You are viewing a plain text version of this content. The canonical link for it is here.

Posted to j-dev@xerces.apache.org by Elena Litani <el...@ca.ibm.com> on 2003/03/20 21:50:48 UTC

[PROPOSAL: XNI CHANGE]: entity resolution based on namespaces

While attempting to fix the encoding problem Neil raised, I believe we
should also address a flow in the XNI with regards to namespace
resolution.

As it stands today xni.XMLEntityResolver notifies user about system and
public ids present in a DTD. During XML Schema resolution Xerces uses
entity resolver's system id parameter to pass location of a schema file
specified in the xsi:schemaLocation attributes. 

However, given that the "xsi" attributes are just hints, sometimes
documents don't have any location attributes and in this case it is
important to be able to pass the namespace URI via the entity resolver
to allow user to provide schema document. 
By definition the XML Schema's <import>s don't have to specify the
location attributes either, so this is yet another case when a namespace
should be passed to a user. 
Finally, some Xerces users have tables (similar to XML Catalog approach)
to map a namespace to a schema document. This table is used to overwrite
the original schema in the document. To know which schema document to
pick, they need to receive namespace of the root element in the
EntityResolver.

As it currently works in XNI, to access namespace user would need to get
XMLResourceIdentifier (via XMLEntityResolver callback), cast it to
xni.grammars.XMLGrammarDescription, query the type of Grammar and if the
Grammar represents XML Schema, cast it to
xni.grammars.XMLSchemaDescription to retrieve a namespace.

Given the importance of the XML Namespaces, this seems like an overkill.

Thus, I suggest we fix XNI instead.

The PROPOSAL
------------
Adding 2 new methods to the xni.XMLResourceIdentifier:

public void setNamespace(String namespace);
public String getNamespace();

I believe this is unlikely to break anyone, since I doubt that any of
our users actually provide their own implementation of
XMLResourceIdentifier.

Thank you,
-- 
Elena Litani / IBM Toronto

PS: Note that another solution could have been to specify that namespace
is passed as publicId in resolveEntity() method. Unfortunately, for
years users have relied on the publicId to be present only if there is a
DTD grammar, thus if we are to make such a change in Xerces behavior,
the risk of breaking someone is extremely big.

Problem A:
In the rows between the line holding "Annotate this image: name" and the line holding "- data-label: $28.7: [85, 83, 121, 99]", inclusive, swap "x-tick-label" for "category-label" and leave everything else unchanged.

Region and label listings
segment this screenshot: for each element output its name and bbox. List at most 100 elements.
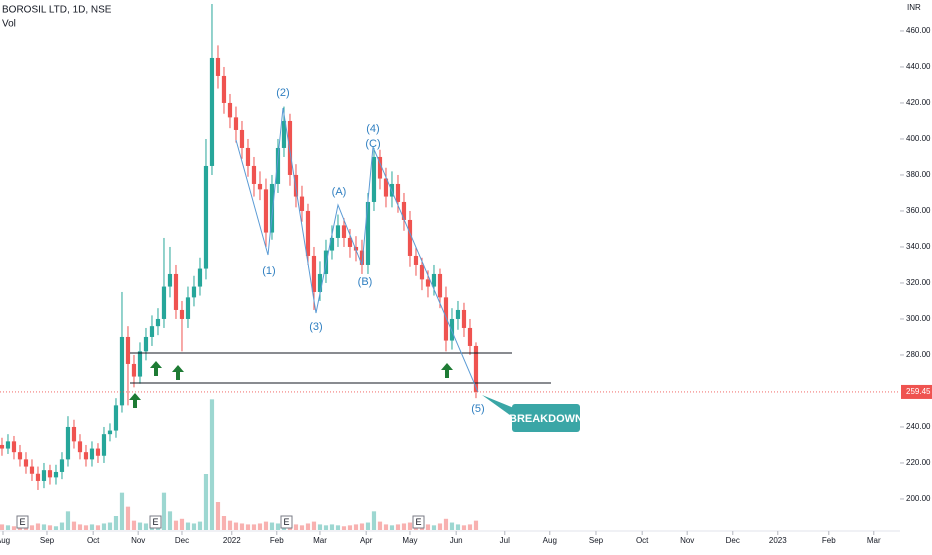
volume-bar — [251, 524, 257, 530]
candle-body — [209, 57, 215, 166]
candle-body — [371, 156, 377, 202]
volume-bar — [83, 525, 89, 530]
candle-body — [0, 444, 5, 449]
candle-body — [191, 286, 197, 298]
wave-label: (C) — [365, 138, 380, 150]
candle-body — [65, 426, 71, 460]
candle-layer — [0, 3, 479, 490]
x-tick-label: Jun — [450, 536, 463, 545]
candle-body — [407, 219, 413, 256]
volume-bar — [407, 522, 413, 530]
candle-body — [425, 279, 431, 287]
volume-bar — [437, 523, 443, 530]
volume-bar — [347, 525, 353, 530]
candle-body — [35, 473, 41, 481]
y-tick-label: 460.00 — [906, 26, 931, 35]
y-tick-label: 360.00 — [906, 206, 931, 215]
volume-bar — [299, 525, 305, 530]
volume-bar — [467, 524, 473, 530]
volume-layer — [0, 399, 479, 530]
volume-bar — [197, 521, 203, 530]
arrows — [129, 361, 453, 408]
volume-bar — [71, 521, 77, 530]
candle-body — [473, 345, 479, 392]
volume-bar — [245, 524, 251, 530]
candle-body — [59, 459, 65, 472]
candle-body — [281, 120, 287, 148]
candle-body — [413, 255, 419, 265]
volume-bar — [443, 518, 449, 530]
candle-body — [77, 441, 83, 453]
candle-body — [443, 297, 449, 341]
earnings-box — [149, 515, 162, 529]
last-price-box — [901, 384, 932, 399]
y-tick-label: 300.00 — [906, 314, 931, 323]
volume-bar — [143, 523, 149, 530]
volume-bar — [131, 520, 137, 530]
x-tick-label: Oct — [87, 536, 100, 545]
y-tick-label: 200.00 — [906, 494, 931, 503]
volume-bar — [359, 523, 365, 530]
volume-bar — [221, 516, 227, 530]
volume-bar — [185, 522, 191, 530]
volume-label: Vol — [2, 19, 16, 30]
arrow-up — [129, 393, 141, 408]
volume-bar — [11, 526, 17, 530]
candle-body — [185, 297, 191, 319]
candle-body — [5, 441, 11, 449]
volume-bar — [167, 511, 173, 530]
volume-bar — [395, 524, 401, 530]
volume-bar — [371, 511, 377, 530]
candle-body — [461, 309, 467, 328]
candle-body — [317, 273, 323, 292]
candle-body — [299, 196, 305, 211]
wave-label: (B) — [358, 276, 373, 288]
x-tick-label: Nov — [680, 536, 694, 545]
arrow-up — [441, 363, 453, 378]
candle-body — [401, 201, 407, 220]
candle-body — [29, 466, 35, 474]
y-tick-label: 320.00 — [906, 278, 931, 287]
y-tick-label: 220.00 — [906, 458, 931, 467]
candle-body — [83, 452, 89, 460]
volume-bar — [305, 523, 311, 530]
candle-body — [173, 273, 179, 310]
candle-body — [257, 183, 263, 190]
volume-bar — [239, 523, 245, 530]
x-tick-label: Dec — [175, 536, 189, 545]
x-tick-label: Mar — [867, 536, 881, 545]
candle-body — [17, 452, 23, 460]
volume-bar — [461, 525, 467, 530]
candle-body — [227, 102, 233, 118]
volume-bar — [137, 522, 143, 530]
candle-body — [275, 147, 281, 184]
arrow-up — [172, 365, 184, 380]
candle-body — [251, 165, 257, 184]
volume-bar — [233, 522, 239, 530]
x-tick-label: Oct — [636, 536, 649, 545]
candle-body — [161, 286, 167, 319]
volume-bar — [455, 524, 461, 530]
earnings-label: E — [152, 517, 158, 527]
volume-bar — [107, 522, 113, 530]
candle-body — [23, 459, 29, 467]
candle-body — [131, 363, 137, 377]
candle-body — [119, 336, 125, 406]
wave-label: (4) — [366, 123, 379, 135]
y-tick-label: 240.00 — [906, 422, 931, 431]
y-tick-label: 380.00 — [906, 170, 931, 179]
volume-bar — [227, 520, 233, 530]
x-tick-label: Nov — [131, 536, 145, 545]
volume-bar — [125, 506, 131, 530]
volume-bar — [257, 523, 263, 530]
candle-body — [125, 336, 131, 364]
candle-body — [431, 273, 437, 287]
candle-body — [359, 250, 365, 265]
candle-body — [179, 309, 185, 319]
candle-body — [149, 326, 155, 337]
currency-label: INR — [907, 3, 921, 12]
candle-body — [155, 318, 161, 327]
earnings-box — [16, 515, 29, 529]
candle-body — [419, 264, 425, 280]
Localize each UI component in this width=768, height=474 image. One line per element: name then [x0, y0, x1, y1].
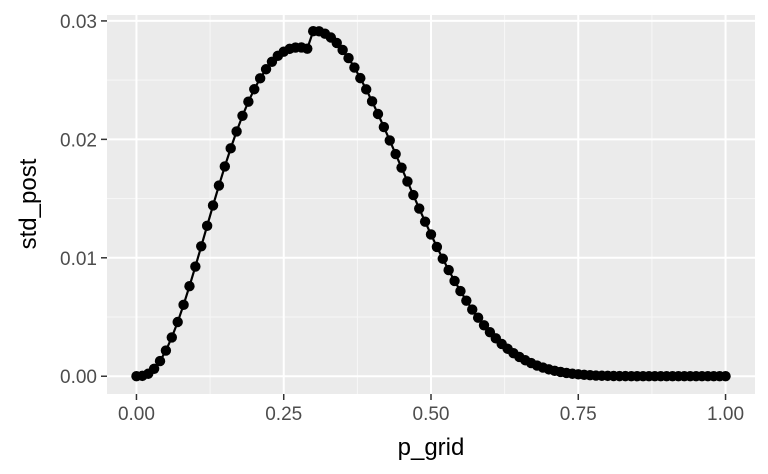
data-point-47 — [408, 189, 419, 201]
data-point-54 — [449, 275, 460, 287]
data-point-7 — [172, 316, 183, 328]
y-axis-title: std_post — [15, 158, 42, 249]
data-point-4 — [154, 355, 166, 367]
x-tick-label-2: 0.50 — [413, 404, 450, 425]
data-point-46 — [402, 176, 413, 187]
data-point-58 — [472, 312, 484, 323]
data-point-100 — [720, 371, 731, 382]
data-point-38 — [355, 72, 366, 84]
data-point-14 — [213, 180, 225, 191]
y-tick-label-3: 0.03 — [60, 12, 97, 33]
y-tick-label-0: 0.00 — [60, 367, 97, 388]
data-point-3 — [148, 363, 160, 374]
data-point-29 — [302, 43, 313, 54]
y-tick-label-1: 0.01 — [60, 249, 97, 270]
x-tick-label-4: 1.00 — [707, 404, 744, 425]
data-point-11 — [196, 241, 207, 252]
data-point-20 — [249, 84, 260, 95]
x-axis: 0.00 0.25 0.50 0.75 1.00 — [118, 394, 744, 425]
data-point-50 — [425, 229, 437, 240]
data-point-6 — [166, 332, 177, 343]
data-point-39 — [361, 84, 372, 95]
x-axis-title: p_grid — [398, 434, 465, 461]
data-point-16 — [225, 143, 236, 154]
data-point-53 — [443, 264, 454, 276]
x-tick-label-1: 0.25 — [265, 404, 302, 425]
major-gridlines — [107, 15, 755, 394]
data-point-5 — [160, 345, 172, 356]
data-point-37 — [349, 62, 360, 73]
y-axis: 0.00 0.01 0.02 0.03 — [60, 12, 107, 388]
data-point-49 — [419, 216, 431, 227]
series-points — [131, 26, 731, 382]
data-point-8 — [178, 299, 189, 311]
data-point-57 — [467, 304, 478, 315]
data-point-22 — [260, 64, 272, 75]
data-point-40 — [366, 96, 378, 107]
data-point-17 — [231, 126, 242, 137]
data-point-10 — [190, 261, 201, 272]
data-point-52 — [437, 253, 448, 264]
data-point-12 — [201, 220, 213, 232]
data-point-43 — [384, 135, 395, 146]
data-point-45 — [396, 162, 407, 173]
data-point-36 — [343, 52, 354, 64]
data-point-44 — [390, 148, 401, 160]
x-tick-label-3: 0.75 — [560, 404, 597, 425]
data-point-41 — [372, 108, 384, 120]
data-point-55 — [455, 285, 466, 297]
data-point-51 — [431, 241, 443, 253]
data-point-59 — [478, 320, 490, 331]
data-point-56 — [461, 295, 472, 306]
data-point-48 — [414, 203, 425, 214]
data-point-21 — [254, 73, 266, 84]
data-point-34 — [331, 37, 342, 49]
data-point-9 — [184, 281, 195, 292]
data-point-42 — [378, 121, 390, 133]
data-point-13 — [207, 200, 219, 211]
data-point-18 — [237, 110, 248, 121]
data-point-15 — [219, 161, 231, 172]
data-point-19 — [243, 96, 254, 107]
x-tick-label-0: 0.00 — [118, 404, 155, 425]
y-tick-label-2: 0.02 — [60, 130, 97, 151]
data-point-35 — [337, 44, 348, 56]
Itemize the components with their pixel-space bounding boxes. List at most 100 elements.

---

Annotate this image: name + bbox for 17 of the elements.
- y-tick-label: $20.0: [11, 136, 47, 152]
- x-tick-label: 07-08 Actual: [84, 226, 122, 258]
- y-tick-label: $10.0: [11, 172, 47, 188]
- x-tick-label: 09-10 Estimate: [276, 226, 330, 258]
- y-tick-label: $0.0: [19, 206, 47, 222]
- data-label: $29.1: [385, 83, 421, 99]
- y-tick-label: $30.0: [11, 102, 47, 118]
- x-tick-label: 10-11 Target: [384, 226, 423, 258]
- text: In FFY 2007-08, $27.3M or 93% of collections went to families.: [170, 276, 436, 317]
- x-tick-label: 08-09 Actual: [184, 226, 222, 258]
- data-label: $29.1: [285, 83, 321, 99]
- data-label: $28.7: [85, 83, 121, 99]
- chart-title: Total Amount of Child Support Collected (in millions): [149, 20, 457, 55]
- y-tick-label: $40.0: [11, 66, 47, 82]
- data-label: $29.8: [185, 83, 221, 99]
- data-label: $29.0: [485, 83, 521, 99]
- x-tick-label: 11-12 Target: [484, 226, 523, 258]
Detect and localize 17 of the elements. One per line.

Problem B:
Answer these questions about the XNI proposal post:
(i) Which two methods does the proposal add to xni.XMLResourceIdentifier?
(ii) Which entity resolver parameter does Xerces use to pass the schema location given in xsi:schemaLocation attributes?
(iii) According to the PS, why is passing the namespace as publicId risky?

Correct answer A:
Annotate this image: name + bbox for 17 of the elements.
- y-tick-label: $20.0: [11, 136, 47, 152]
- category-label: 07-08 Actual: [84, 226, 122, 258]
- y-tick-label: $10.0: [11, 172, 47, 188]
- category-label: 09-10 Estimate: [276, 226, 330, 258]
- y-tick-label: $0.0: [19, 206, 47, 222]
- data-label: $29.1: [385, 83, 421, 99]
- y-tick-label: $30.0: [11, 102, 47, 118]
- category-label: 10-11 Target: [384, 226, 423, 258]
- text: In FFY 2007-08, $27.3M or 93% of collections went to families.: [170, 276, 436, 317]
- category-label: 08-09 Actual: [184, 226, 222, 258]
- data-label: $29.1: [285, 83, 321, 99]
- data-label: $28.7: [85, 83, 121, 99]

Correct answer B:
(i) public void setNamespace(String namespace); and public String getNamespace();
(ii) The system id parameter.
(iii) For years users have relied on the publicId being present only if there is a DTD grammar, so that change would carry an extremely big risk of breaking someone.